- **Task**: "image" appears in how many lines of the entries? State only the number.

- **Information given**:

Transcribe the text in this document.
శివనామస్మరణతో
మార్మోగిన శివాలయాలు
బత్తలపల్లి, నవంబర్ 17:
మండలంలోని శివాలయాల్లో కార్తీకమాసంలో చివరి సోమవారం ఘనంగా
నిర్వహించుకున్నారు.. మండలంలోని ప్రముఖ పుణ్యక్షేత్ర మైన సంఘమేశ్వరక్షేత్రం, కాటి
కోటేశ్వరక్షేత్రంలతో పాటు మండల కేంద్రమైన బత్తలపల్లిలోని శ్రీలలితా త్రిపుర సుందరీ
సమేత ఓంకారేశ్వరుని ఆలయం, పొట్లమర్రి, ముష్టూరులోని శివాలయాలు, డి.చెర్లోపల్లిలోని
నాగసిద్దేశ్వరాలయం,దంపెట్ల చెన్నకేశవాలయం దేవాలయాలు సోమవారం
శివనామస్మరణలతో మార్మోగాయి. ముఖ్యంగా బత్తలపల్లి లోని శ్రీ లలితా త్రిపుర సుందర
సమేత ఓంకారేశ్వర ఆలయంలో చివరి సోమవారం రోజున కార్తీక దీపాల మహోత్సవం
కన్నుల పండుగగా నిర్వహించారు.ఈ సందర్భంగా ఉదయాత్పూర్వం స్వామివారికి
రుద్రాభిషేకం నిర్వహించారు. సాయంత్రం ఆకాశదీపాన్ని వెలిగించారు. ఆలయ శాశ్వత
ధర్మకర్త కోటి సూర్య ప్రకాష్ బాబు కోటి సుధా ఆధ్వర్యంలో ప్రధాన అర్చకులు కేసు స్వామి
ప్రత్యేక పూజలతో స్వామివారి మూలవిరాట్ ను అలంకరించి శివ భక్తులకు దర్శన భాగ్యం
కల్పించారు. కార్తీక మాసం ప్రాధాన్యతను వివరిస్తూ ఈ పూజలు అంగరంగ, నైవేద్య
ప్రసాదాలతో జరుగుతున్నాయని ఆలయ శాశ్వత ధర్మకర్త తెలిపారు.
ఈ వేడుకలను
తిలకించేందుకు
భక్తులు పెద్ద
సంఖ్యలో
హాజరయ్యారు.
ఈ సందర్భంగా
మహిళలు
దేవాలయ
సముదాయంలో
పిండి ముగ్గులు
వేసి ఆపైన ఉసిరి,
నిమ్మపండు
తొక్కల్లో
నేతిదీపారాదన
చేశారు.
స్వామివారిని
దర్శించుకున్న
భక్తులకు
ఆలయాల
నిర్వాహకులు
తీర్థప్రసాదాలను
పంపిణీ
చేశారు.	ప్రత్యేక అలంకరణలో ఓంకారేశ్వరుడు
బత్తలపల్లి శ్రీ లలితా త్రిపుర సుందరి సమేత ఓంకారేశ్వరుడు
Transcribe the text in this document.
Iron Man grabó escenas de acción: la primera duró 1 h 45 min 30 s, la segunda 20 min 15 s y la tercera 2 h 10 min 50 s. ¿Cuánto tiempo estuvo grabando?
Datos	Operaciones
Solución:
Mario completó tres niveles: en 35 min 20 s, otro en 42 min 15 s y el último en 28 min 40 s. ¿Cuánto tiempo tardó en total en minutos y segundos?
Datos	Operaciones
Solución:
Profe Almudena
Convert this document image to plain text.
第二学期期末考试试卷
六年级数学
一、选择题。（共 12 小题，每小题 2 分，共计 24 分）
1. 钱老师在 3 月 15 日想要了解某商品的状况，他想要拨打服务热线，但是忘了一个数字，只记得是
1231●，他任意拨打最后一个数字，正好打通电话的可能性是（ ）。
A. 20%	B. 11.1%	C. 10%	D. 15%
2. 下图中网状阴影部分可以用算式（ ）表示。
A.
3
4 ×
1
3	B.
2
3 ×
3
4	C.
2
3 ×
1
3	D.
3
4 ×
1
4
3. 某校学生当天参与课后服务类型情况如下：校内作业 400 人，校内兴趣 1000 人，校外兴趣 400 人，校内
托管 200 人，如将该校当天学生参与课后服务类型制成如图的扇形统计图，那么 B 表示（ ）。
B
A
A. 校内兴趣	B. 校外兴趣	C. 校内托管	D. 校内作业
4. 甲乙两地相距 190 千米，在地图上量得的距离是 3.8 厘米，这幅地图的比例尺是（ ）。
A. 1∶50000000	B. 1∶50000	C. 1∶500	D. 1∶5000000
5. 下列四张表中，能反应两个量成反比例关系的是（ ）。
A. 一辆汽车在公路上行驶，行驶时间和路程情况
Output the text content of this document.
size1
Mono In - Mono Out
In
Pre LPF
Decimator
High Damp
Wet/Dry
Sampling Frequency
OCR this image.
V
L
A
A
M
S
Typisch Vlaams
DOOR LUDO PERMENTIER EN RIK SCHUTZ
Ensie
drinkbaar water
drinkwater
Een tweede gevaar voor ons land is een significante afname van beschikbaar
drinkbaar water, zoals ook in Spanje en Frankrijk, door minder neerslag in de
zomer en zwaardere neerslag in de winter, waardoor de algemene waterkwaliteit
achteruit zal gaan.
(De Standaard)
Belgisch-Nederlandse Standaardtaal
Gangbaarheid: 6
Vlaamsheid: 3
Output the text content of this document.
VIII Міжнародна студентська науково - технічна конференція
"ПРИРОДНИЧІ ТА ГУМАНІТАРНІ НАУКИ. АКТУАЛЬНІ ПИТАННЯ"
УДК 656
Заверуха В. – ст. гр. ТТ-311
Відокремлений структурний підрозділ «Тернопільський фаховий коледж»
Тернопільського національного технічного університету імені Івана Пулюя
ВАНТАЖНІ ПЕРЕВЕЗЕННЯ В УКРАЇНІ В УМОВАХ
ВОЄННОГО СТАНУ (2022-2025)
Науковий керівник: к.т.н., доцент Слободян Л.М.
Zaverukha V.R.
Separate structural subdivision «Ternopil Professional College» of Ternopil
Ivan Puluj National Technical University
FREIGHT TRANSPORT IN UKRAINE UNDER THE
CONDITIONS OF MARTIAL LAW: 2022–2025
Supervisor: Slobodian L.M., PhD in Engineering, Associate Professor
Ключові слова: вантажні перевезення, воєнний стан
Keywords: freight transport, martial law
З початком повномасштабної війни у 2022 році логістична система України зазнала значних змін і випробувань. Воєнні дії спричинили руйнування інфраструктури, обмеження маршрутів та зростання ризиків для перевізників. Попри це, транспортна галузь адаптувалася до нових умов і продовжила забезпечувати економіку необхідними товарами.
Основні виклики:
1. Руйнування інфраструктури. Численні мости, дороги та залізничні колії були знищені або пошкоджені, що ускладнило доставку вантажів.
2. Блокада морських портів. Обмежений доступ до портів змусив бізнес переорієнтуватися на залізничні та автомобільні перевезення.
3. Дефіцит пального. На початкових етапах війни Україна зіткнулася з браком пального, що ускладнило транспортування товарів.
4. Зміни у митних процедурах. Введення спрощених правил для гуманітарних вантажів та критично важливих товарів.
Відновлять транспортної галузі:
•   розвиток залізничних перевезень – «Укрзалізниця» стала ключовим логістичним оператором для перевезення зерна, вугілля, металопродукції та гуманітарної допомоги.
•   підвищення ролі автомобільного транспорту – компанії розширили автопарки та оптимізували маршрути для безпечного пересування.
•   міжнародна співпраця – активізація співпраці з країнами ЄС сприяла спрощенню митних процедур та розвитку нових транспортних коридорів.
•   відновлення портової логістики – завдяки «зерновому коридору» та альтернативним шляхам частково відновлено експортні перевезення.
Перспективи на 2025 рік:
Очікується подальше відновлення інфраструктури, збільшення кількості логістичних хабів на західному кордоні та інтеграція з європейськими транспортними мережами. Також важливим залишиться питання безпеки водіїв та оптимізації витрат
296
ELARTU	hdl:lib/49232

- **Result for this task**: 2